» ФРАГМЕНТ ДОКУМЕНТА
══════════════════════════════

Последняя война Российской империи - Сергей Эдуардович Цветков
26 августа на фланги растянувшейся армии Самсонова обрушились переброшенные с севера германские корпуса Макензена, Франсуа и Фрица фон Белова. Русские войска, понеся большие потери, отступили в большом беспорядке. Особенно досталось правофланговому VI корпусу, чей растерявшийся командир генерал Александр Александрович Благовещенский бежал, бросив своих подчиненных. Впоследствии он объяснил свое позорное малодушие тем, что «не привык быть вместе с войсками». Оставшись без верховного руководства, части VI корпуса потянулись назад к границе, совершенно оголив русский центр. На противоположном крыле глава I корпуса генерал Леонид Константинович Артамонов тоже фактически самоустранился от управления войсками, хотя и другим, более эффектным способом: с винтовкой в руках он водил солдат в атаку, думая личным примером вдохнуть в них стойкость и мужество. Его храбрость не смогла заменить войскам отсутствие руководства. Между гордой телеграммой, в начале боя посланной Артамоновым в штаб 2-й армии: «Первый корпус стоит, как скала!», – и его же приказом начать отступление пролег всего один час.

══════════════════════════════

» ЧТО НУЖНО СДЕЛАТЬ
a. Переведите на английский предложение из отрывка о поражении армии Самсонова: «Его храбрость не смогла заменить войскам отсутствие руководства».
b. Продолжите отрывок о поражении армии Самсонова, начав сразу после его последнего предложения.

══════════════════════════════

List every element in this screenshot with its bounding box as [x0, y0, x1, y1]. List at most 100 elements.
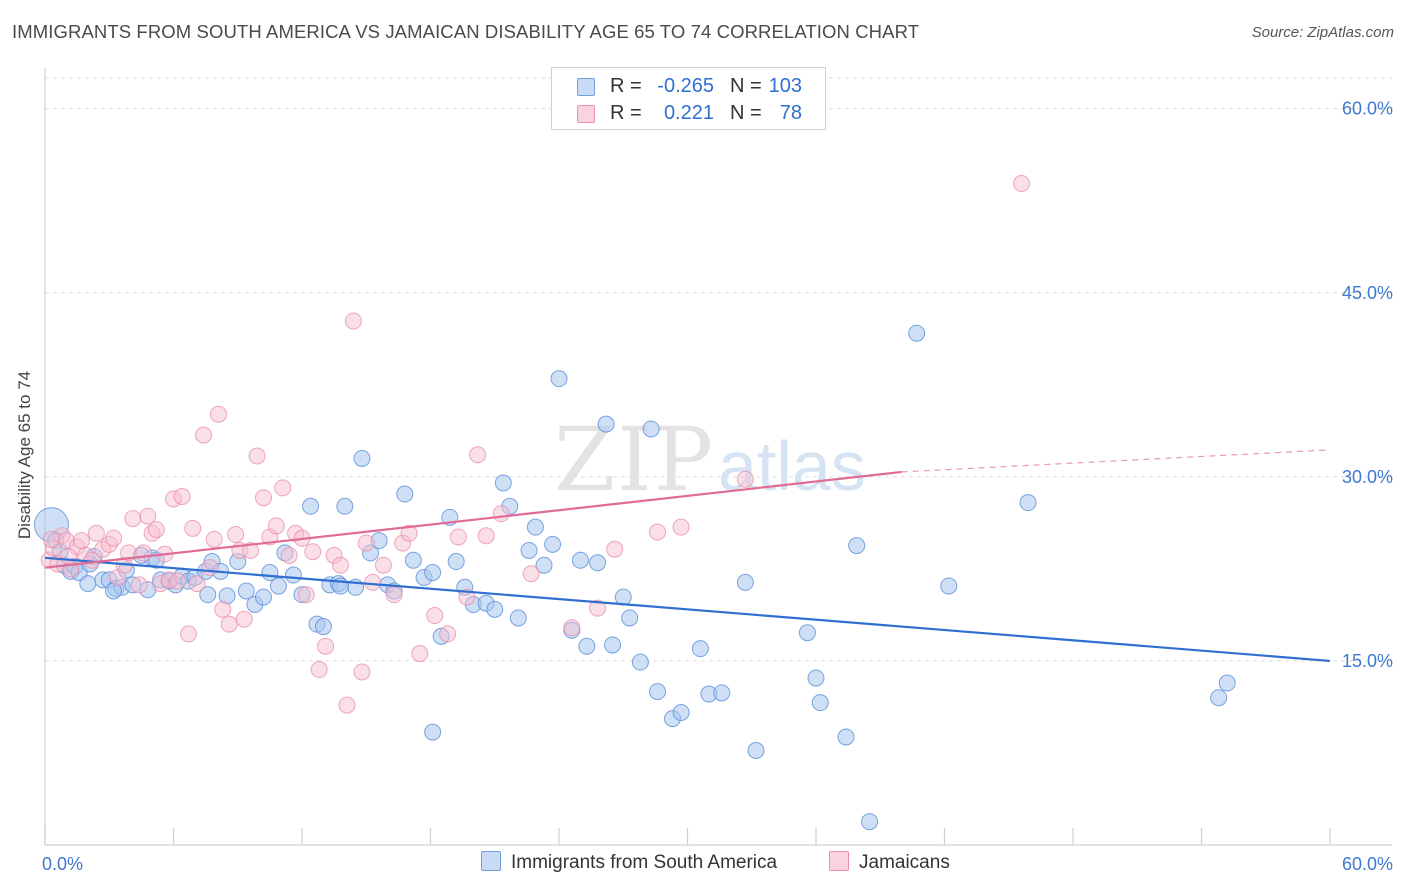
- point-jamaicans: [179, 625, 197, 643]
- legend-item-immigrants[interactable]: Immigrants from South America: [481, 851, 777, 874]
- point-jamaicans: [135, 544, 153, 562]
- point-jamaicans: [248, 447, 266, 465]
- point-jamaicans: [736, 470, 754, 488]
- point-jamaicans: [411, 645, 429, 663]
- chart-source: Source: ZipAtlas.com: [1252, 24, 1394, 41]
- point-jamaicans: [357, 534, 375, 552]
- point-jamaicans: [42, 530, 60, 548]
- legend-item-jamaicans[interactable]: Jamaicans: [829, 851, 950, 874]
- point-jamaicans: [310, 661, 328, 679]
- point-immigrants: [526, 518, 544, 536]
- point-immigrants: [908, 324, 926, 342]
- point-jamaicans: [469, 446, 487, 464]
- point-immigrants: [254, 588, 272, 606]
- point-jamaicans: [274, 479, 292, 497]
- stats-r-label: R =: [610, 102, 642, 124]
- point-immigrants: [199, 586, 217, 604]
- point-jamaicans: [242, 541, 260, 559]
- point-jamaicans: [385, 586, 403, 604]
- point-jamaicans: [194, 426, 212, 444]
- point-jamaicans: [169, 572, 187, 590]
- stats-r-value: 0.221: [663, 102, 714, 124]
- point-immigrants: [544, 535, 562, 553]
- point-immigrants: [940, 577, 958, 595]
- stats-n-label: N =: [730, 75, 762, 97]
- y-tick-label: 30.0%: [1342, 467, 1393, 487]
- stats-n-value: 103: [768, 75, 802, 97]
- point-jamaicans: [317, 637, 335, 655]
- watermark-atlas: atlas: [718, 427, 866, 505]
- point-jamaicans: [254, 489, 272, 507]
- stats-r-label: R =: [610, 75, 642, 97]
- point-jamaicans: [364, 573, 382, 591]
- point-jamaicans: [60, 548, 78, 566]
- point-jamaicans: [338, 696, 356, 714]
- point-immigrants: [509, 609, 527, 627]
- point-jamaicans: [188, 575, 206, 593]
- series-immigrants-points: [33, 324, 1236, 831]
- point-jamaicans: [205, 530, 223, 548]
- point-jamaicans: [130, 576, 148, 594]
- legend-swatch-jamaicans: [829, 851, 849, 871]
- y-tick-label: 45.0%: [1342, 283, 1393, 303]
- series-jamaicans-points: [40, 175, 1031, 714]
- x-tick-label: 0.0%: [42, 854, 83, 874]
- point-immigrants: [424, 723, 442, 741]
- point-immigrants: [631, 653, 649, 671]
- point-jamaicans: [201, 559, 219, 577]
- point-immigrants: [578, 637, 596, 655]
- point-jamaicans: [297, 586, 315, 604]
- point-immigrants: [848, 537, 866, 555]
- point-jamaicans: [649, 523, 667, 541]
- point-immigrants: [269, 577, 287, 595]
- point-immigrants: [314, 618, 332, 636]
- point-immigrants: [861, 813, 879, 831]
- point-immigrants: [811, 694, 829, 712]
- trendline-jamaicans-extension: [901, 449, 1331, 473]
- point-immigrants: [520, 541, 538, 559]
- point-immigrants: [494, 474, 512, 492]
- point-immigrants: [424, 564, 442, 582]
- point-immigrants: [237, 582, 255, 600]
- point-jamaicans: [606, 540, 624, 558]
- point-immigrants: [404, 551, 422, 569]
- watermark-zip: ZIP: [554, 408, 715, 511]
- point-jamaicans: [589, 599, 607, 617]
- series-legend: Immigrants from South America Jamaicans: [0, 851, 1406, 879]
- point-jamaicans: [105, 529, 123, 547]
- point-jamaicans: [227, 526, 245, 544]
- point-immigrants: [672, 703, 690, 721]
- axes: [44, 68, 1392, 846]
- trendline-immigrants: [44, 556, 1331, 663]
- point-jamaicans: [672, 518, 690, 536]
- point-jamaicans: [220, 615, 238, 633]
- point-jamaicans: [209, 405, 227, 423]
- point-jamaicans: [280, 546, 298, 564]
- point-immigrants: [691, 640, 709, 658]
- y-axis-label: Disability Age 65 to 74: [15, 370, 34, 540]
- point-immigrants: [589, 554, 607, 572]
- point-immigrants: [353, 449, 371, 467]
- point-immigrants: [736, 573, 754, 591]
- point-jamaicans: [353, 663, 371, 681]
- point-immigrants: [447, 553, 465, 571]
- point-jamaicans: [139, 507, 157, 525]
- point-immigrants: [79, 575, 97, 593]
- point-jamaicans: [563, 619, 581, 637]
- point-jamaicans: [304, 543, 322, 561]
- y-tick-label: 60.0%: [1342, 99, 1393, 119]
- stats-r-value: -0.265: [657, 75, 714, 97]
- point-immigrants: [807, 669, 825, 687]
- point-immigrants: [336, 497, 354, 515]
- point-jamaicans: [267, 517, 285, 535]
- stats-n-label: N =: [730, 102, 762, 124]
- point-jamaicans: [184, 519, 202, 537]
- point-jamaicans: [426, 607, 444, 625]
- point-immigrants: [798, 624, 816, 642]
- point-jamaicans: [477, 527, 495, 545]
- point-jamaicans: [400, 524, 418, 542]
- point-immigrants: [571, 551, 589, 569]
- point-jamaicans: [332, 556, 350, 574]
- stats-legend: R = -0.265 N = 103 R = 0.221 N = 78: [551, 67, 826, 130]
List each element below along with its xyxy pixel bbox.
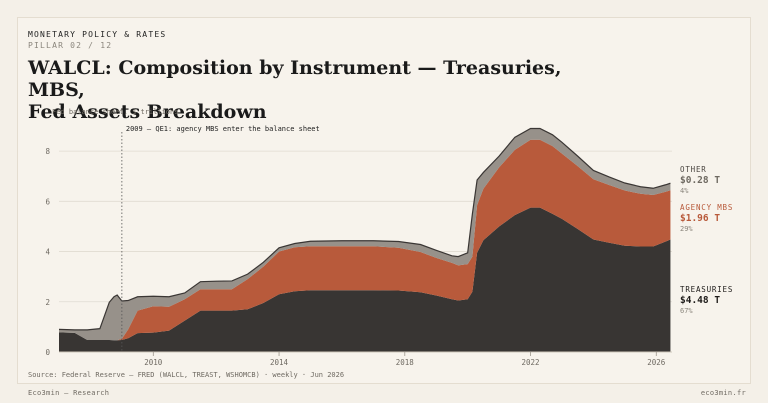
y-tick-label: 4 [45,248,50,257]
x-tick-label: 2022 [522,358,540,367]
legend-other-value: $0.28 T [680,175,720,186]
pillar-label: PILLAR 02 / 12 [28,41,113,50]
chart-title-line-2: Fed Assets Breakdown [28,101,267,123]
legend-agency-mbs-value: $1.96 T [680,213,720,224]
footer-site: eco3min.fr [700,389,746,397]
area-agency-mbs [59,139,671,341]
legend-other-share: 4% [680,187,689,195]
legend-treasuries-share: 67% [680,307,693,315]
y-tick-label: 6 [45,197,50,206]
x-tick-label: 2010 [144,358,163,367]
total-line [58,127,671,331]
legend-treasuries-value: $4.48 T [680,295,720,306]
x-tick-label: 2026 [647,358,666,367]
chart-title: WALCL: Composition by Instrument — Treas… [28,57,588,123]
x-tick-label: 2018 [396,358,415,367]
legend: OTHER$0.28 T4% AGENCY MBS$1.96 T29% TREASU… [680,165,733,315]
legend-agency-mbs-share: 29% [680,225,693,233]
y-tick-label: 2 [45,298,50,307]
x-tick-label: 2014 [270,358,289,367]
chart-title-line-1: WALCL: Composition by Instrument — Treas… [28,57,562,101]
section-kicker: MONETARY POLICY & RATES [28,30,167,39]
annotation-label: 2009 — QE1: agency MBS enter the balance… [126,125,320,133]
axes: 0 2 4 6 8 2010 2014 2018 2022 2026 2009 — QE1: age… [45,125,672,367]
area-treasuries [59,207,671,352]
y-tick-label: 0 [45,348,50,357]
area-other [59,128,671,341]
legend-treasuries-name: TREASURIES [680,285,733,294]
legend-agency-mbs-name: AGENCY MBS [680,203,733,212]
y-axis-label: Fed balance sheet, $ trillions [52,108,178,116]
y-tick-label: 8 [45,147,50,156]
areas [58,127,671,352]
footer-brand: Eco3min — Research [28,389,110,397]
legend-other-name: OTHER [680,165,707,174]
source-note: Source: Federal Reserve — FRED (WALCL, T… [28,371,344,379]
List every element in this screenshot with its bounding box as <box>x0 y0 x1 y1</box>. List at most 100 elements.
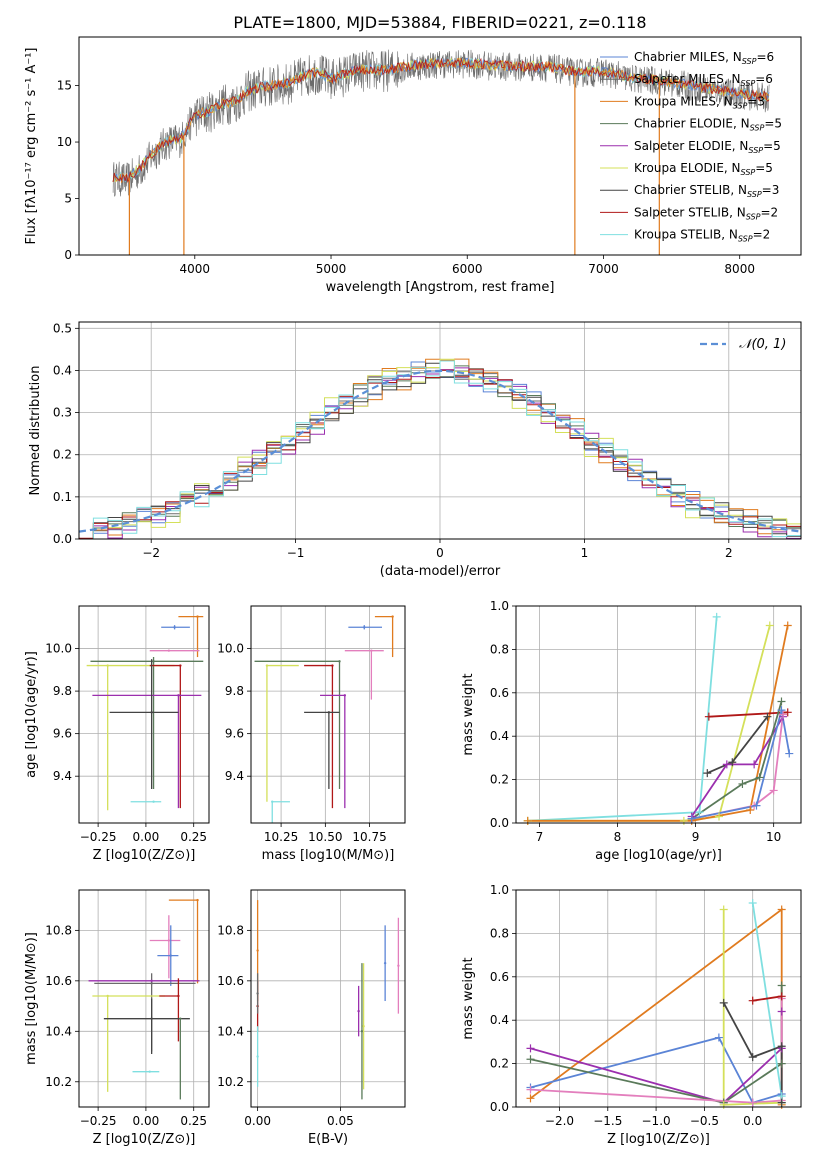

══════════════════════════════

» ОТВЕТЫ ПО ЗАДАНИЯМ
a. His bravery could not make up for the troops' lack of leadership.

b.
Несмотря на тревожные известия с флангов, а также на отсутствие резерва, Самсонов решил не выходить из боя и сам сунул голову в петлю. Стоявшие в центре два корпуса (XIII-й и XV-й) получили от него указание прижать противника к Висле. По мнению Гинденбурга, это была храбрость обреченных: «Эти войска жаждали уже не победы, а самоуничтожения». Черчилль также отмечал странное ослепление Самсонова: «Естественным был бы приказ отступить. Но темный дух фатализма – характерно русского, – казалось, лишил сил обреченного командующего… лучше погибнуть, чем отступить. Завтра, может быть, поступят хорошие новости. Ужасающая психическая летаргия опустилась на генерала, и он приказал продолжать наступление».
У этого фатализма было имя: генерал Жилинский, который впоследствии скажет французскому военному атташе Лагишу: «История проклянет меня, но я отдал приказ двигаться вперед».
В течение последующих двух суток сражение полыхало по всему фронту. Русские так сильно напирали в центре, что поставили Людендорфа на грань нервного срыва. 28 августа начальник штаба 8-й армии приказал генералу Франсуа на правом крыле прекратить преследование I-го русского корпуса и повернуть на север – на помощь «измотанным» дивизиям германского центра. Этим маневром, по словам Людендорфа, тот оказал бы «самую большую услугу армии». Но упрямый Франсуа, потомок переселившихся в Германию гугенотов, обладал особой, незнакомой немецким офицерам смелостью, которая заключается в том, чтобы не выполнять приказаний начальства. Движимый инстинктом идущего по следу зверя, он пропустил распоряжение Людендорфа мимо ушей и продолжил движение на восток. Его непослушание было вознаграждено. Утром 29 августа корпус Франсуа встретился с авангардом Макензена, вышедшего в тыл русской армии с другой стороны. Вопреки ожиданиям немецкого Генерального штаба двойной охват («классические Канны») был осуществлен не на Западном, а на Восточном фронте.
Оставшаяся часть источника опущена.